____ PROVIDED RECORDS
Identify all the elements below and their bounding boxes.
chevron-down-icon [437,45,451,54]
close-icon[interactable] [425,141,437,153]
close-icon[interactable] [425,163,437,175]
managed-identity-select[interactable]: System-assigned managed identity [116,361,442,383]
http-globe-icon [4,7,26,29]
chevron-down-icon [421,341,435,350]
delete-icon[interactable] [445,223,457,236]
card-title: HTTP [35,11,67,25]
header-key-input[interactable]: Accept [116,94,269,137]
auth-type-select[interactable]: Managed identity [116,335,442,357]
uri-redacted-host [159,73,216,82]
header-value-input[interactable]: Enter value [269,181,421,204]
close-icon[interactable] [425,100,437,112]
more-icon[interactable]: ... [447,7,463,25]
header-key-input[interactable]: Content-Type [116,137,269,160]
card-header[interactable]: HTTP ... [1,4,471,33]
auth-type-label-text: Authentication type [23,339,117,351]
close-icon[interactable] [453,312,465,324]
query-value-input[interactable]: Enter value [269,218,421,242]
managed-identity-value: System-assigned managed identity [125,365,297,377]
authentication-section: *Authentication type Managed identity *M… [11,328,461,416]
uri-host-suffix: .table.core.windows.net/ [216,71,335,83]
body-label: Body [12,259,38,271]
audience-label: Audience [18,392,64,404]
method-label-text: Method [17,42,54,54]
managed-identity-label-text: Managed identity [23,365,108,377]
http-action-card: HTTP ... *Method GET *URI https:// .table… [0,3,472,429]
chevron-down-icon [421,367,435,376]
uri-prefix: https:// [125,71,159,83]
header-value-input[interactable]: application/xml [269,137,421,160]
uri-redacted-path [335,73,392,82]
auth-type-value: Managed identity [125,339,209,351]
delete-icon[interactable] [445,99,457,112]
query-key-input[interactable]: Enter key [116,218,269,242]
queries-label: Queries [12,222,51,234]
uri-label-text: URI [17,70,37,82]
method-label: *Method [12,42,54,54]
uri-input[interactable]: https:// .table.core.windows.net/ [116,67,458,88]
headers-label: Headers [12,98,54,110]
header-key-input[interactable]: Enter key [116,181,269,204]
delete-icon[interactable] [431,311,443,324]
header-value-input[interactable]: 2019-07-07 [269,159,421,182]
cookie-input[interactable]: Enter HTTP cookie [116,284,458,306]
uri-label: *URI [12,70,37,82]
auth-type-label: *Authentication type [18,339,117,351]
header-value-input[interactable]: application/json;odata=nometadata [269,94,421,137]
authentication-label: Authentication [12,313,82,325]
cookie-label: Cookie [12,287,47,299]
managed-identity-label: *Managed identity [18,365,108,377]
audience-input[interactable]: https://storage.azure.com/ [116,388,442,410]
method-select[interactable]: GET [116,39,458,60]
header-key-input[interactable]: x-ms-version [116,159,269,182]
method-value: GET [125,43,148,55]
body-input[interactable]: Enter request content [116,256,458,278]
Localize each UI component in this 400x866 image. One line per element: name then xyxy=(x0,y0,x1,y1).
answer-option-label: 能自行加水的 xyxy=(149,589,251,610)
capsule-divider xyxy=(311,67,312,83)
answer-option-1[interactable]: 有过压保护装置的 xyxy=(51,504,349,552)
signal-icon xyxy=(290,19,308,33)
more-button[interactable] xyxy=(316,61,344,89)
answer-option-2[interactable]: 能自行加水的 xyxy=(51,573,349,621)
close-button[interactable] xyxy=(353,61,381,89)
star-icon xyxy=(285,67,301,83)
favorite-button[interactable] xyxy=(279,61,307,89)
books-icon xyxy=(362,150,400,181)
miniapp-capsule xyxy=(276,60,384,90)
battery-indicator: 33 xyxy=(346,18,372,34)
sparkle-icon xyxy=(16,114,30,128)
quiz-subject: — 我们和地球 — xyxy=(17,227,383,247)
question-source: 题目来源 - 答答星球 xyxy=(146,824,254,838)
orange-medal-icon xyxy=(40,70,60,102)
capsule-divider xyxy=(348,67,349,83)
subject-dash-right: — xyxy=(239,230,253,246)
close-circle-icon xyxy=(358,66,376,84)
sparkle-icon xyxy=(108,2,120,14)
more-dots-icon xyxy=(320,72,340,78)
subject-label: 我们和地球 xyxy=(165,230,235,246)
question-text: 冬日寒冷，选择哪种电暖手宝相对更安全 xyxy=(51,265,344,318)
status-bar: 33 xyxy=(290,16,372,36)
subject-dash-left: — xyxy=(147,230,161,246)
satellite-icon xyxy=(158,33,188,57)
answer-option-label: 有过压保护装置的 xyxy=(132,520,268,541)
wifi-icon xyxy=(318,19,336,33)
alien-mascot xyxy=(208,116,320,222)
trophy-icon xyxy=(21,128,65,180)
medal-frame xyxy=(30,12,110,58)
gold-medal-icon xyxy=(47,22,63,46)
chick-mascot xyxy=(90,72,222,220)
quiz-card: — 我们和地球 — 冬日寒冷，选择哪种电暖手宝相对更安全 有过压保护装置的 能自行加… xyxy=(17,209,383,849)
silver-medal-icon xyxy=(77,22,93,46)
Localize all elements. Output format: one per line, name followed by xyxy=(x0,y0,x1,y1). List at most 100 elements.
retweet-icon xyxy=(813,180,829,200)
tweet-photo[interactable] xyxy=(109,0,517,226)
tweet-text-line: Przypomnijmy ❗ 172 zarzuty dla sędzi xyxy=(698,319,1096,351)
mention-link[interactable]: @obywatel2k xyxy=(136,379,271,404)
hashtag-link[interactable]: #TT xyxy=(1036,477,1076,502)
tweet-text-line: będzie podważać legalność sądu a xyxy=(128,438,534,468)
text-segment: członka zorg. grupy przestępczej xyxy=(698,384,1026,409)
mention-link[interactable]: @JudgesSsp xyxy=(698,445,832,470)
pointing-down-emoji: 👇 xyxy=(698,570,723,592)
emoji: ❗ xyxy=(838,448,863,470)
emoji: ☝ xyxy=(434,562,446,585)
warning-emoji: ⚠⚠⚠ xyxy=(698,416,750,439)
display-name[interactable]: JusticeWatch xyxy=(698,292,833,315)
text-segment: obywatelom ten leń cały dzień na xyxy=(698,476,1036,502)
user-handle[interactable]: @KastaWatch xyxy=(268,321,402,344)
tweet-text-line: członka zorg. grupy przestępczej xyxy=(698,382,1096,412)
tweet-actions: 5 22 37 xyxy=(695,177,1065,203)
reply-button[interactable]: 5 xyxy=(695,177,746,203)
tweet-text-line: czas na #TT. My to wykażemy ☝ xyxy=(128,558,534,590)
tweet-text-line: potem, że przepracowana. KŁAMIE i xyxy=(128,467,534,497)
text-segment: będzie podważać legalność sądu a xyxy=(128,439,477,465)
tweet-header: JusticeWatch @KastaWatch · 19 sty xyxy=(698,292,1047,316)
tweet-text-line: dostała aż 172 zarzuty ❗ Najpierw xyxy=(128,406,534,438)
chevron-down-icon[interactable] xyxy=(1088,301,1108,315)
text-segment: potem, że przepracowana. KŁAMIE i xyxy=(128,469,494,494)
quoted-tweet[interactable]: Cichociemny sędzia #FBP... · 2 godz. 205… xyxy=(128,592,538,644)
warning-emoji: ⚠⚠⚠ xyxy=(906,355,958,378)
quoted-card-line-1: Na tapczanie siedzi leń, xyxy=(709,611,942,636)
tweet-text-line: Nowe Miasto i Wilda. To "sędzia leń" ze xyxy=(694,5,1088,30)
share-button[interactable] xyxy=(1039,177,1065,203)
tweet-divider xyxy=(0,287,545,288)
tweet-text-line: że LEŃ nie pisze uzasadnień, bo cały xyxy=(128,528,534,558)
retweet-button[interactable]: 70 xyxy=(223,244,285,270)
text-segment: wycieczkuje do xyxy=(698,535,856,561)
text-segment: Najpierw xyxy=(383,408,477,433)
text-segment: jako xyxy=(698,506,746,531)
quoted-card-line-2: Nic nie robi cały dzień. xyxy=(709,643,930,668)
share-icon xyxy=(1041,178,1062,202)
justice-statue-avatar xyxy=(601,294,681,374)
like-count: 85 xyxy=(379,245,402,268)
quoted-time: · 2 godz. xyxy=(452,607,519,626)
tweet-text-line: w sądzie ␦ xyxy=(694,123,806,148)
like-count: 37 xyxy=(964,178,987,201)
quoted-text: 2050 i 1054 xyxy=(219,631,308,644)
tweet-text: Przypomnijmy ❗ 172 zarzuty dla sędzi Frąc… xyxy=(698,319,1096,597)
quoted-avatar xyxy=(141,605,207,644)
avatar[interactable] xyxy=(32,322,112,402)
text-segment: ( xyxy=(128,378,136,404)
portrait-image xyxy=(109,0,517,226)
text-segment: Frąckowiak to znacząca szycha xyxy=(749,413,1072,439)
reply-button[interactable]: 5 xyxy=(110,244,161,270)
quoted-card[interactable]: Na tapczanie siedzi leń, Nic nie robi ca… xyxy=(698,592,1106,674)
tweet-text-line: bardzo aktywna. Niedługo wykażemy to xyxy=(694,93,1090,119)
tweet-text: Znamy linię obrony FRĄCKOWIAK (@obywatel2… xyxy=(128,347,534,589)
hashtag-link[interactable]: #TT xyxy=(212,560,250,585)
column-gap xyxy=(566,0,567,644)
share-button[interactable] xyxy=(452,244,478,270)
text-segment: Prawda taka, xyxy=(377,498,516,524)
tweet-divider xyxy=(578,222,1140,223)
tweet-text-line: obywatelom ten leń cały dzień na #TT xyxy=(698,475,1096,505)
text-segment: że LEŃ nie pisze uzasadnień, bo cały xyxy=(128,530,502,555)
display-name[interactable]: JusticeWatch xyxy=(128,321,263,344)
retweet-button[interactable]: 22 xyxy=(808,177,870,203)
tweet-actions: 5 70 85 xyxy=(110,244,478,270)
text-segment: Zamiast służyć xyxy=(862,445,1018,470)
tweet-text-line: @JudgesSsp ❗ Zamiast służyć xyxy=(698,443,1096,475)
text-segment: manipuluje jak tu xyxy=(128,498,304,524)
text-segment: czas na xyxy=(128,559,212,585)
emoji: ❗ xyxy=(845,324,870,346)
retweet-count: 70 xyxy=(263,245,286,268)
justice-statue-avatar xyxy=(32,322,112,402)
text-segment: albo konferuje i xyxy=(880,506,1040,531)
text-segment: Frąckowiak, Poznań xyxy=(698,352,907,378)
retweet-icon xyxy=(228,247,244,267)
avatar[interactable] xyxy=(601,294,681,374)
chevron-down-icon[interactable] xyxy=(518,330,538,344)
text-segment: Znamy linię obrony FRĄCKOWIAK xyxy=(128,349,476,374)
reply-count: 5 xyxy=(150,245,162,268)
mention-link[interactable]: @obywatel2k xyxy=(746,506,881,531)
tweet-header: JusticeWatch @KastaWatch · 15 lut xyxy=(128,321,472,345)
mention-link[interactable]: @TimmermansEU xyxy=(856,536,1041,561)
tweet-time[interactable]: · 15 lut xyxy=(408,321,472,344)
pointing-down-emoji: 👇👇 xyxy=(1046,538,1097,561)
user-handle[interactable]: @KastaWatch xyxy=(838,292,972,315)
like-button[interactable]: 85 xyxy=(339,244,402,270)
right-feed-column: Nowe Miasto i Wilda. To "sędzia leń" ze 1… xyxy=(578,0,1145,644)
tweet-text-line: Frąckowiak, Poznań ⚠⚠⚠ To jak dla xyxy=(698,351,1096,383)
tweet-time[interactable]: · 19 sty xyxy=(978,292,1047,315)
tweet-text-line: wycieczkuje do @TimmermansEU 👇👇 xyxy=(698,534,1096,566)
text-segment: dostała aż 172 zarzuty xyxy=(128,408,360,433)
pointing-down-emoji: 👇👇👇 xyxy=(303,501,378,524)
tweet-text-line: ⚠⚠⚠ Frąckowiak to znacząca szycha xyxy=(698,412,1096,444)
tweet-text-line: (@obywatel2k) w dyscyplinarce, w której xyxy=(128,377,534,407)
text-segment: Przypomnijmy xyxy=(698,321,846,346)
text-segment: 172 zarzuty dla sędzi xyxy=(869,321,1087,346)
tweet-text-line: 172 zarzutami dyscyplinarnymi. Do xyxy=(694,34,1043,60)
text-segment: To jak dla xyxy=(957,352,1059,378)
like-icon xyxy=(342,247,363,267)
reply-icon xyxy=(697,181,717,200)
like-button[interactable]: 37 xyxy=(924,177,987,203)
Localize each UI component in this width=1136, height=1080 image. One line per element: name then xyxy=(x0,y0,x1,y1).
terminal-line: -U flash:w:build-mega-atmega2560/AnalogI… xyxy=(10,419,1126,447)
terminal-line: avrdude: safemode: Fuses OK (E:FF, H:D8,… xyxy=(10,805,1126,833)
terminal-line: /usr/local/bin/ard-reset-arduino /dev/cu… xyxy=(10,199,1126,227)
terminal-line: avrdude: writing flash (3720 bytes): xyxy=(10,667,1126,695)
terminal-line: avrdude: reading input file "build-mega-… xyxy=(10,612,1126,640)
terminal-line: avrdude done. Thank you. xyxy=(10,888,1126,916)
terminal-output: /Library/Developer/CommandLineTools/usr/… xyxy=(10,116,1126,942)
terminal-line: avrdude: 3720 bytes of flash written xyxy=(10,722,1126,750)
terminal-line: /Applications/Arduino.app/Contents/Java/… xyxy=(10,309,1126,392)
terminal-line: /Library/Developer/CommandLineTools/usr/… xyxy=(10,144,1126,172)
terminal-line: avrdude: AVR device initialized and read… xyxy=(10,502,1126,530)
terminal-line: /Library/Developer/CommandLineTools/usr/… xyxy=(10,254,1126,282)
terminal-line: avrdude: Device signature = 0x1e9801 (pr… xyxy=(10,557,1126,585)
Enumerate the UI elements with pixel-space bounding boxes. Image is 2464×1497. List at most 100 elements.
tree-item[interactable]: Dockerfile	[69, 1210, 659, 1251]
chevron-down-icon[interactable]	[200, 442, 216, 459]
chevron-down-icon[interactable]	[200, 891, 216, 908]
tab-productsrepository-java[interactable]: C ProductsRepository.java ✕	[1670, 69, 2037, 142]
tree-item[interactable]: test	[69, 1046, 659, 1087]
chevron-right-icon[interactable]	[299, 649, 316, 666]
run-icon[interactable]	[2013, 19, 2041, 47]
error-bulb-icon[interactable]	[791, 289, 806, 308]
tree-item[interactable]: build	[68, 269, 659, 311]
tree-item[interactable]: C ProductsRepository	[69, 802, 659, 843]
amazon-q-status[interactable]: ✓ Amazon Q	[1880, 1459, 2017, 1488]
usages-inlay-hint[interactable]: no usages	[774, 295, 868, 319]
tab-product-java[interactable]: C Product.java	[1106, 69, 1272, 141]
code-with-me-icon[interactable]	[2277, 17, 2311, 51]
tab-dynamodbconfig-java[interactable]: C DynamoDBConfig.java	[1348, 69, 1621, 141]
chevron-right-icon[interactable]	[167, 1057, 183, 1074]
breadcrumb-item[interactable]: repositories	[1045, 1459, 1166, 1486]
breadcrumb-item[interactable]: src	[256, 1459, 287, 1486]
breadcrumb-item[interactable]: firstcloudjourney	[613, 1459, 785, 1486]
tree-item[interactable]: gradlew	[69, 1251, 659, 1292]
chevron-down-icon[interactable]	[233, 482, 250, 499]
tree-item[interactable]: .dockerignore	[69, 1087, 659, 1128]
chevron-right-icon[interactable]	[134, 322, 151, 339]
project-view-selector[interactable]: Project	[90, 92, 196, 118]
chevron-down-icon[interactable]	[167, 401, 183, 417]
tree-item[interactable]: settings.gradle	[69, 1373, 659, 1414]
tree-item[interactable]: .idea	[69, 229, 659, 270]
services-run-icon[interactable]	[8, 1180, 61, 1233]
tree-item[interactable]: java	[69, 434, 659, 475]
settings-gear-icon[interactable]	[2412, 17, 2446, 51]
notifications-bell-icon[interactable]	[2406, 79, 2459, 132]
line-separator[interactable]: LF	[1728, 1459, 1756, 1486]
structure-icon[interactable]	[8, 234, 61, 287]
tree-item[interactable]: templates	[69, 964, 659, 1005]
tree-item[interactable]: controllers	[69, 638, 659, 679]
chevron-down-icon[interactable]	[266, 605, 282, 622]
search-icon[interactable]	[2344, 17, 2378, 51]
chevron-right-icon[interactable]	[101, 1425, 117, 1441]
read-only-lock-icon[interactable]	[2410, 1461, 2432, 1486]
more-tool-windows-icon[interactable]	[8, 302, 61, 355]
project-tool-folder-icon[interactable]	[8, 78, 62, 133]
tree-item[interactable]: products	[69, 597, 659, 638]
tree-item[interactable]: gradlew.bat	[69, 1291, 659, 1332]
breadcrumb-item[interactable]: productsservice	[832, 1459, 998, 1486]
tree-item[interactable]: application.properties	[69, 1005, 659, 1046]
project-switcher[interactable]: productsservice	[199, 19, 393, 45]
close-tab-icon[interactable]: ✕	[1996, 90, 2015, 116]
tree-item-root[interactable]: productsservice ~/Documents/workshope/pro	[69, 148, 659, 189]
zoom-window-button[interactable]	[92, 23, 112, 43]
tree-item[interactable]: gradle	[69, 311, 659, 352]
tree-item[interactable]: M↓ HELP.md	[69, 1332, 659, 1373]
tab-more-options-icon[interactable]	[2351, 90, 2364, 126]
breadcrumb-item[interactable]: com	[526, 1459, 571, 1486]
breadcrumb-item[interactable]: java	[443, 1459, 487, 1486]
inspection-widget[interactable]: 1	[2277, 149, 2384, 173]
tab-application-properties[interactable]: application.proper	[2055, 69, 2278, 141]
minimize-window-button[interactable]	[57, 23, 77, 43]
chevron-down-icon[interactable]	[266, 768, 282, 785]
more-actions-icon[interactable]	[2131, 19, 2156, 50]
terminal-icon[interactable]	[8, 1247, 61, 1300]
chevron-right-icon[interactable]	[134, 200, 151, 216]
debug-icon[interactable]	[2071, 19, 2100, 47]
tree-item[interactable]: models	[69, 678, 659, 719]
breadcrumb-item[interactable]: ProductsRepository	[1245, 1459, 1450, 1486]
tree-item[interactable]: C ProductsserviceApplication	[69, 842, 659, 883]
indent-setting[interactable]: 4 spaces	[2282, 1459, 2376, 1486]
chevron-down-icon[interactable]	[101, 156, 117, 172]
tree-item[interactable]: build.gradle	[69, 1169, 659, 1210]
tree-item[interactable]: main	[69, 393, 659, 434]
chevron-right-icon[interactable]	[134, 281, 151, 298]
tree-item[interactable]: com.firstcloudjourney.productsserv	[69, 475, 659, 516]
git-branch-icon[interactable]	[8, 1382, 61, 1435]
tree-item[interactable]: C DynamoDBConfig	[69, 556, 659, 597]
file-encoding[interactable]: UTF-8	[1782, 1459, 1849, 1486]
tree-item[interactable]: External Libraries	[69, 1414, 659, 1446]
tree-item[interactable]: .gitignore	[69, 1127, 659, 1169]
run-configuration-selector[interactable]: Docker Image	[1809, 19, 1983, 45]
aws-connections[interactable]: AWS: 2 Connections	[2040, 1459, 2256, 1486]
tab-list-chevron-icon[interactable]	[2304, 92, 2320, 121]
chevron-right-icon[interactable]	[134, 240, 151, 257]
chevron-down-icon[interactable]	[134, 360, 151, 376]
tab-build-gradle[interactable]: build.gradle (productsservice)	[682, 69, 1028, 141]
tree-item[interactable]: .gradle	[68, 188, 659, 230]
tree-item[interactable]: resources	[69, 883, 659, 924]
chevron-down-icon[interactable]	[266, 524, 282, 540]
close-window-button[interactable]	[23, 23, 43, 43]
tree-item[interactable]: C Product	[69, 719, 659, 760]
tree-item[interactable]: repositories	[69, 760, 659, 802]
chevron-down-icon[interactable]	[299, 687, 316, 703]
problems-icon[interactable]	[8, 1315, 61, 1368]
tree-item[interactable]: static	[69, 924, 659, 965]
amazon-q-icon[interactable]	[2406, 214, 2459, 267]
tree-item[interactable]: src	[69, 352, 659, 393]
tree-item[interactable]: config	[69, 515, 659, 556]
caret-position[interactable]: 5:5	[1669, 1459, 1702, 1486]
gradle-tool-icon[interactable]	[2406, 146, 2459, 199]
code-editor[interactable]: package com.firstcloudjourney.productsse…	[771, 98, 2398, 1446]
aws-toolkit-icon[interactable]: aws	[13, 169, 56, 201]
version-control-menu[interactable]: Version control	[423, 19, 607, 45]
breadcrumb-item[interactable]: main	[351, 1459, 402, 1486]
________
◆ PROBLEM:
Return the lines of the material word for word, starting at its first line and stopping after the line that contains "close-icon[interactable] [425,163,437,175]". Include both of these lines.

◆ RESPONSE:
Identify all the elements below and their bounding boxes.
chevron-down-icon [437,45,451,54]
close-icon[interactable] [425,141,437,153]
close-icon[interactable] [425,163,437,175]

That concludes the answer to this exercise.